GIVEN EXERCISE
Pull out every line in the data that has the string "Machine" in it.
[START OF STORED ROWS]
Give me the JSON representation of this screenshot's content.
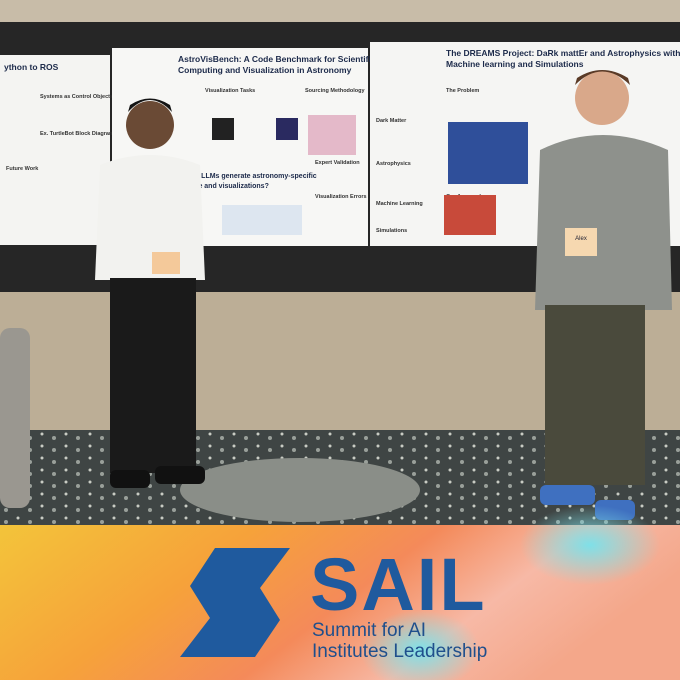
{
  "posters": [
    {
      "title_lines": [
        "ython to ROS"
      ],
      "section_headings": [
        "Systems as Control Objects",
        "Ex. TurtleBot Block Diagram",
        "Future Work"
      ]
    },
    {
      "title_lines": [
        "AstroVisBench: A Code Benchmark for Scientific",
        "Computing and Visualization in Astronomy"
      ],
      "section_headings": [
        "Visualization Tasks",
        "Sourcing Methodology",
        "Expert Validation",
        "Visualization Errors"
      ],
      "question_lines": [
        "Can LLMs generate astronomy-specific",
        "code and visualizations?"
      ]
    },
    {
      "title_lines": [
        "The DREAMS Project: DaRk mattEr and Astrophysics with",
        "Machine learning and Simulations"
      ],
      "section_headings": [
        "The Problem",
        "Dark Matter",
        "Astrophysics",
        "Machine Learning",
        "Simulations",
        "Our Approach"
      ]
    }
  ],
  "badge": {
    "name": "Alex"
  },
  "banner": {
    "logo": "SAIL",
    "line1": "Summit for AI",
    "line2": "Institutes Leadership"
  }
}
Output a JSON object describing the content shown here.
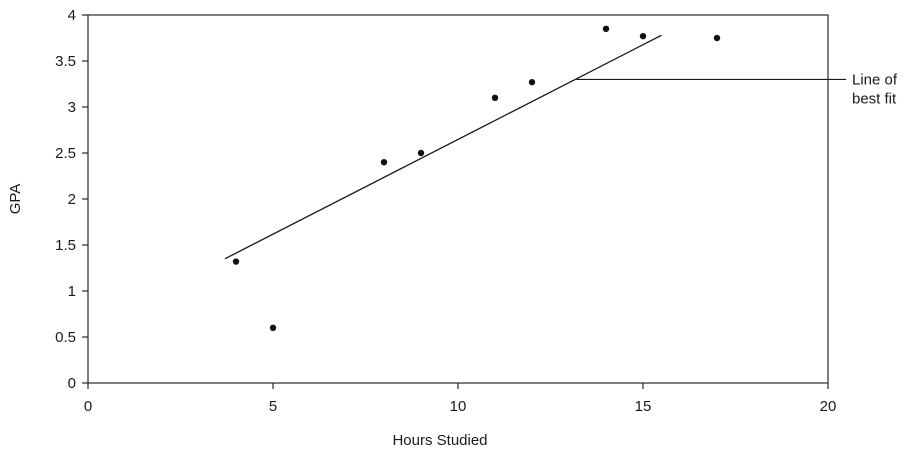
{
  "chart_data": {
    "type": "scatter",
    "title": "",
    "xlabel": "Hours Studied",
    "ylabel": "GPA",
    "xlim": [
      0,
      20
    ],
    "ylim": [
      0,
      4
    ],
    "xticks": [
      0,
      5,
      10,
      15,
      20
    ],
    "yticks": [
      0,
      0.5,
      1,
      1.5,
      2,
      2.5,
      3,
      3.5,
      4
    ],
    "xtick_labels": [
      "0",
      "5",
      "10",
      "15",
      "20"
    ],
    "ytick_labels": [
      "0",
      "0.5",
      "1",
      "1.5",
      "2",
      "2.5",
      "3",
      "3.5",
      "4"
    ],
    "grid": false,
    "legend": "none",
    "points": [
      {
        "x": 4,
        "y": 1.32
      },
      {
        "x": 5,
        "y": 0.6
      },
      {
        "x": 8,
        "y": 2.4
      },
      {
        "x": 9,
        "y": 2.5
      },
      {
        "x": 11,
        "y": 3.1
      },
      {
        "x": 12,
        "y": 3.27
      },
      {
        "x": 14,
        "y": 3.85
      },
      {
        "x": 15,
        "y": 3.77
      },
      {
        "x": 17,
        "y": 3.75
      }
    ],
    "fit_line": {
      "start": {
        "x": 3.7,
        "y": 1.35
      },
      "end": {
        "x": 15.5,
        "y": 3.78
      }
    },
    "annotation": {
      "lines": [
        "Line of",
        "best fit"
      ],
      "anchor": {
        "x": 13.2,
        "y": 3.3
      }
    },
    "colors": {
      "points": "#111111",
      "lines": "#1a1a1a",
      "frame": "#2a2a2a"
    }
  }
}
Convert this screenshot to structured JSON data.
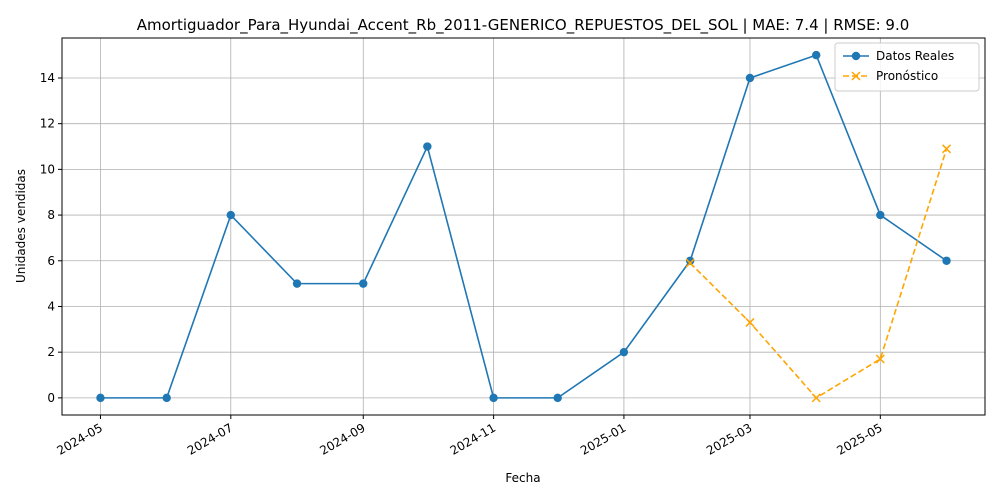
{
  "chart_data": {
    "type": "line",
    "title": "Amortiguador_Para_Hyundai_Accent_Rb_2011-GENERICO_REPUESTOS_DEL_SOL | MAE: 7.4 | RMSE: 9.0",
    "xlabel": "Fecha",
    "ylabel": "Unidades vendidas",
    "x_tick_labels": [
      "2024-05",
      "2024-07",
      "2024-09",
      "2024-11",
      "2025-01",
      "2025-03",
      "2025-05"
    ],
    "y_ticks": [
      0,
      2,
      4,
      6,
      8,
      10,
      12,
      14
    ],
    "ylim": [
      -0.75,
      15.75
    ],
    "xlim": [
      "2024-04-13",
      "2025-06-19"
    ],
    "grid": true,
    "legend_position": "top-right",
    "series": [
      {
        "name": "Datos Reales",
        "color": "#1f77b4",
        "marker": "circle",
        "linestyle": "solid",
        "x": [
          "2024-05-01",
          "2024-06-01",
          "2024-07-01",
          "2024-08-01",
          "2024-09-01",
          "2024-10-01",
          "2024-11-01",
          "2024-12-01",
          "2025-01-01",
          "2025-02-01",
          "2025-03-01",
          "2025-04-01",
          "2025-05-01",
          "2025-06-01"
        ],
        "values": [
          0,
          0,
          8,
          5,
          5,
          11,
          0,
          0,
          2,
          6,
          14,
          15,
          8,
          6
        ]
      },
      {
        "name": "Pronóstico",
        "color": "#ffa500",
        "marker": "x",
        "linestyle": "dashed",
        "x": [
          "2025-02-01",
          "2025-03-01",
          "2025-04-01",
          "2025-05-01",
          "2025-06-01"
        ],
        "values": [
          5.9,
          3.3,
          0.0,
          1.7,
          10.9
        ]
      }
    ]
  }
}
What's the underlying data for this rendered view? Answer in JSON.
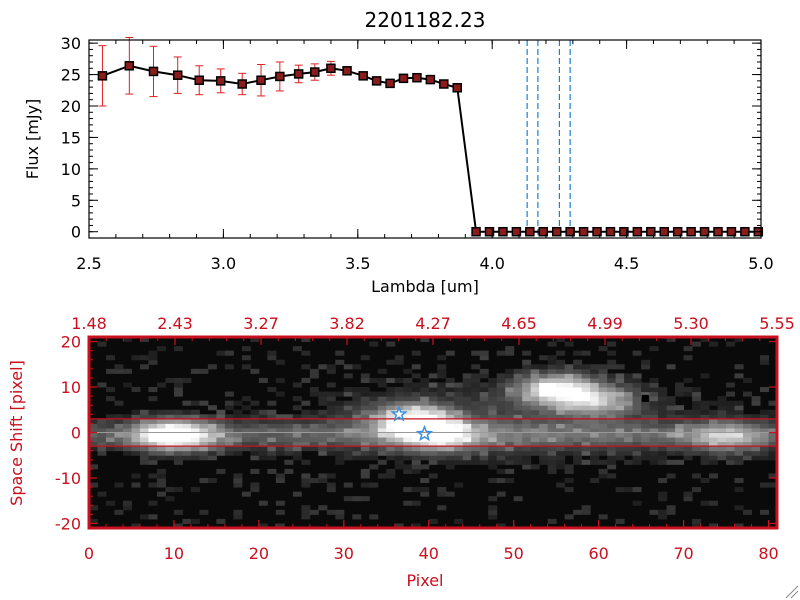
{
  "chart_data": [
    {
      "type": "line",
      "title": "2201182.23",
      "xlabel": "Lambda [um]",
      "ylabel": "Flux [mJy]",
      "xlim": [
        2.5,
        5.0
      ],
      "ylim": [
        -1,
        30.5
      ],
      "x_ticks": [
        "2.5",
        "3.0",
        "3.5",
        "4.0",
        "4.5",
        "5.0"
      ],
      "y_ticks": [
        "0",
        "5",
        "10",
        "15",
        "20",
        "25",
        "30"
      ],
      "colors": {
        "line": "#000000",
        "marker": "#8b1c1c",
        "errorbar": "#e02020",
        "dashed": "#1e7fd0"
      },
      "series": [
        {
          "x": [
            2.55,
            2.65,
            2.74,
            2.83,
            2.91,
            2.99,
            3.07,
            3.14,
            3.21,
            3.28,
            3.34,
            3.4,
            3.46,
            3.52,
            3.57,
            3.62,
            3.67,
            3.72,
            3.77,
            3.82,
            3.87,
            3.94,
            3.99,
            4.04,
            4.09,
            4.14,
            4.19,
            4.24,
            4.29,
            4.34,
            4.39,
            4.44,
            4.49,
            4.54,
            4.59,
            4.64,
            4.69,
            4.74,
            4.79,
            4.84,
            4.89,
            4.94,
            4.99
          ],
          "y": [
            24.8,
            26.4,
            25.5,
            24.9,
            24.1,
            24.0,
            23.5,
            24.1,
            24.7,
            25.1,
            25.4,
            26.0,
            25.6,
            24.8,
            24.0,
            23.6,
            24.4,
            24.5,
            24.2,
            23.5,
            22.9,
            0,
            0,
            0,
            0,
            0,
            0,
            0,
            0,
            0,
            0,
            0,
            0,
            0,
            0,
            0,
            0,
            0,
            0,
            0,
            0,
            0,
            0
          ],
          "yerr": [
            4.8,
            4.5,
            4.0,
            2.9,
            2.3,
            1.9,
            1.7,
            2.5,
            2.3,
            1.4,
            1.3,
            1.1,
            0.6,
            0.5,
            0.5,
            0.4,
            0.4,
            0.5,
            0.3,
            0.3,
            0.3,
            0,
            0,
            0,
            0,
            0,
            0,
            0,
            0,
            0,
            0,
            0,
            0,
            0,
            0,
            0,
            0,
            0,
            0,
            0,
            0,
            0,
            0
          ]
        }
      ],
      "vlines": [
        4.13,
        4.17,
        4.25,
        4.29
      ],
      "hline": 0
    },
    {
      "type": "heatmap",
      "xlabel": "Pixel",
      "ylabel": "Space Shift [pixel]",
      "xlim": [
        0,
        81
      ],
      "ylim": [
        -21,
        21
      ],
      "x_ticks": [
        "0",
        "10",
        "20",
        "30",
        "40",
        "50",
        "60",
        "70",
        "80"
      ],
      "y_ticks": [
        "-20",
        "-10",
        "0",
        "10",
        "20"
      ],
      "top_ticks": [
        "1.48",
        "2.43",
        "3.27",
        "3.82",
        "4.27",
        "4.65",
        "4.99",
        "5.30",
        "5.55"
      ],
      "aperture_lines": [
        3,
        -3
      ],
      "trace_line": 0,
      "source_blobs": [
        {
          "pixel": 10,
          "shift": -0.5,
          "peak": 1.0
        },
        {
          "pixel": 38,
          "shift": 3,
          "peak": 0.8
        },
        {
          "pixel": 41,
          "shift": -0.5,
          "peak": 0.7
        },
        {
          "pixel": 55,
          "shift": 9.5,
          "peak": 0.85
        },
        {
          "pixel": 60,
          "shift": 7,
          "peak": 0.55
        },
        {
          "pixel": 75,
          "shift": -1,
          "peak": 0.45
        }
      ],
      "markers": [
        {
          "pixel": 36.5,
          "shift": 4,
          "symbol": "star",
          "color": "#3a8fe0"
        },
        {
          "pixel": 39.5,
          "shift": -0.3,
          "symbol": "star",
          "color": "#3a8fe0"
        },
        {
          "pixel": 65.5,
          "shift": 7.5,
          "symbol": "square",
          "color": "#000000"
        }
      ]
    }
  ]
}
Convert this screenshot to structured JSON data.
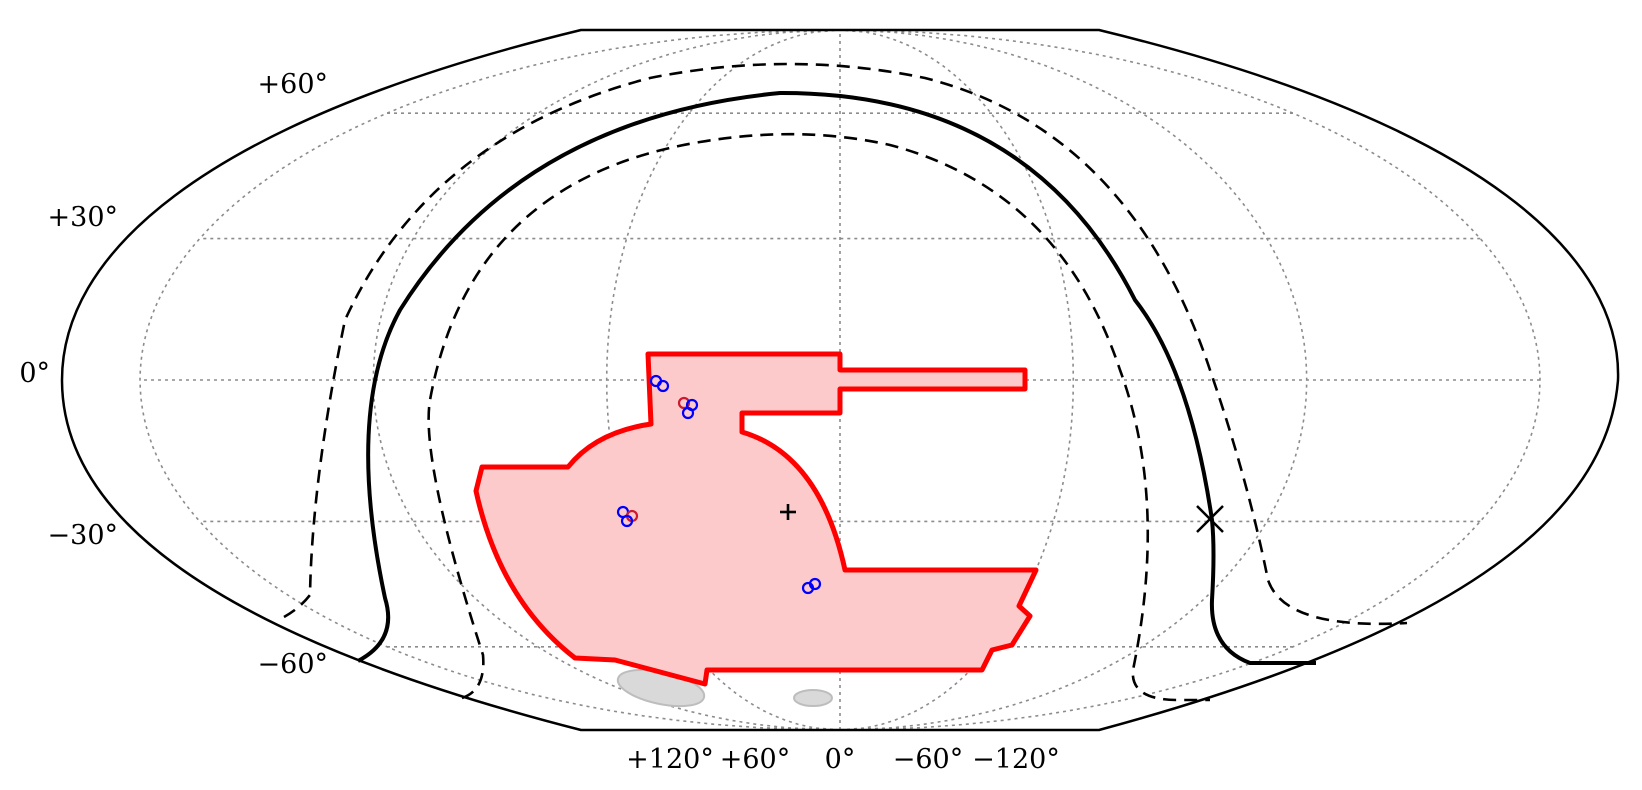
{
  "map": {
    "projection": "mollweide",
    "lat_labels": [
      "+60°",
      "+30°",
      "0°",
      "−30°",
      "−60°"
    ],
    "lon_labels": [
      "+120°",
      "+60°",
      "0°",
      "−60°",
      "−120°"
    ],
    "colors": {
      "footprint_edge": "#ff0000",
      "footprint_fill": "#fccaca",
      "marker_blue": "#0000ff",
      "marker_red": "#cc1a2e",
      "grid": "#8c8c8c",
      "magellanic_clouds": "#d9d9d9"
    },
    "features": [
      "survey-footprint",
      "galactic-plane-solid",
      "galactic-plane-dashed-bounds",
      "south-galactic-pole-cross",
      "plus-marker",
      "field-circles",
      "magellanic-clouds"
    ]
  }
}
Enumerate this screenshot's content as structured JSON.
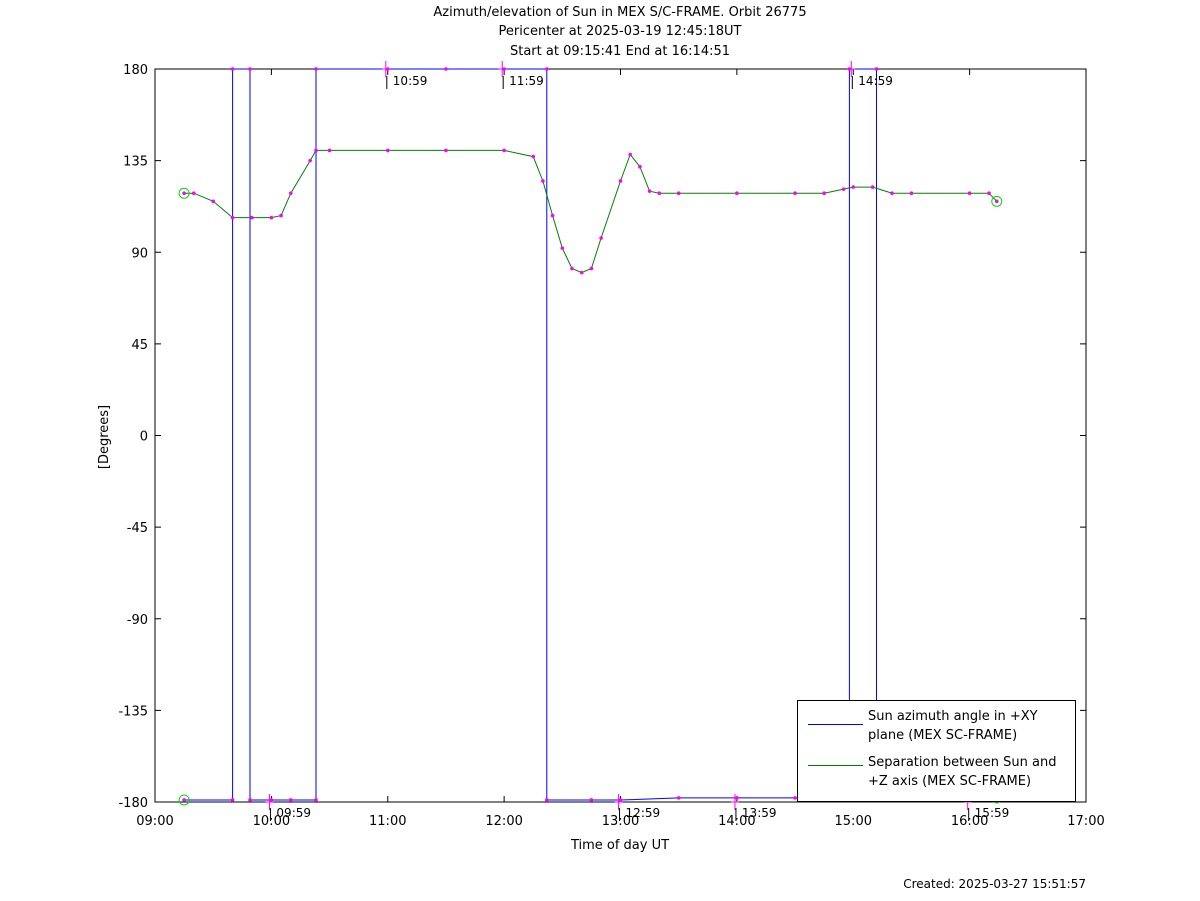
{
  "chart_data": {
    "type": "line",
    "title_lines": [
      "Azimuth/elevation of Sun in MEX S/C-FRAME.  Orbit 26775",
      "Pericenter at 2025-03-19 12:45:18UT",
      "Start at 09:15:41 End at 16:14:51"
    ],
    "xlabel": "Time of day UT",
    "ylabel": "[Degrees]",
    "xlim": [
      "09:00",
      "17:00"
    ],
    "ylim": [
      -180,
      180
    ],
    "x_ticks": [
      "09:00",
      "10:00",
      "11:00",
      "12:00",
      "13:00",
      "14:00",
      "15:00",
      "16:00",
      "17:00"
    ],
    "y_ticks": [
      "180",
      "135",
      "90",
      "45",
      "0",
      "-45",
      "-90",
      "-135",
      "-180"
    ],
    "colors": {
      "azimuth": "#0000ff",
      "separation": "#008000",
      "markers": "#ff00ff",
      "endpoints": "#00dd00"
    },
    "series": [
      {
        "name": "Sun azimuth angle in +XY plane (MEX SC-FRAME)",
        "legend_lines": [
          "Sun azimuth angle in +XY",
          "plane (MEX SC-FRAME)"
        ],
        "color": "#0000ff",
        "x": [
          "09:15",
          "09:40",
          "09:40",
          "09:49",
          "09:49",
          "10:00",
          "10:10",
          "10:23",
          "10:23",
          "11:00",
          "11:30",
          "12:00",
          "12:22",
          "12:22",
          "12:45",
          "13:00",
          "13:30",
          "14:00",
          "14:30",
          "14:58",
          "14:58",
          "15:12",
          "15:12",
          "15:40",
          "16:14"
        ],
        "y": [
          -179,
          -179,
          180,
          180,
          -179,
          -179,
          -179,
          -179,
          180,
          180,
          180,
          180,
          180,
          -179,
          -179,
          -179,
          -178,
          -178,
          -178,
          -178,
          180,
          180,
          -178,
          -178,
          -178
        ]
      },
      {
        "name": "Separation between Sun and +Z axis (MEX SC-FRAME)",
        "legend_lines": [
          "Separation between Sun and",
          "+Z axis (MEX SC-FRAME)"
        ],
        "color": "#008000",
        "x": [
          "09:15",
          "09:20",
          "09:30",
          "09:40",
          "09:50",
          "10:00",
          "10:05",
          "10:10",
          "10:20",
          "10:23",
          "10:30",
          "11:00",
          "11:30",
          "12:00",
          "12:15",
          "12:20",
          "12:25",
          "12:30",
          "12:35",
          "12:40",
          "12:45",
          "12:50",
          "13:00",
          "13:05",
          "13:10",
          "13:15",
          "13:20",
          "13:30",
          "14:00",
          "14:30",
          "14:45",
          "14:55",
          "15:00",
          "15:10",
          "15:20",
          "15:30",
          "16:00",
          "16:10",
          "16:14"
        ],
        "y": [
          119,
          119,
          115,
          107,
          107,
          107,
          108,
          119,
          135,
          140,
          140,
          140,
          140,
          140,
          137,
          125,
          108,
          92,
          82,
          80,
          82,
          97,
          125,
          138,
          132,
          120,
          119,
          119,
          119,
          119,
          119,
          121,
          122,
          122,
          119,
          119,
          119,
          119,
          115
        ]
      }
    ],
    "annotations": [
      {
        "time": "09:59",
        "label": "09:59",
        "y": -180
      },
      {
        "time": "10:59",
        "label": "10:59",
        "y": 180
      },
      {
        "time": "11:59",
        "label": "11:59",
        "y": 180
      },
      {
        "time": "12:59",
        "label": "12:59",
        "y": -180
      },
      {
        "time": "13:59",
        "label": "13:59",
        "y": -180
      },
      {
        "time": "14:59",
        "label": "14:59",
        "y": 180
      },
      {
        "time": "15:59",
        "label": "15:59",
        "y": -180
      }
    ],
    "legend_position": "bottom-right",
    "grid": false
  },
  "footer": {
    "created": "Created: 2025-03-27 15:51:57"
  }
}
[END OF STORED ROWS]
FULL ANSWER
        "Machine learning and Simulations"
        "Machine Learning",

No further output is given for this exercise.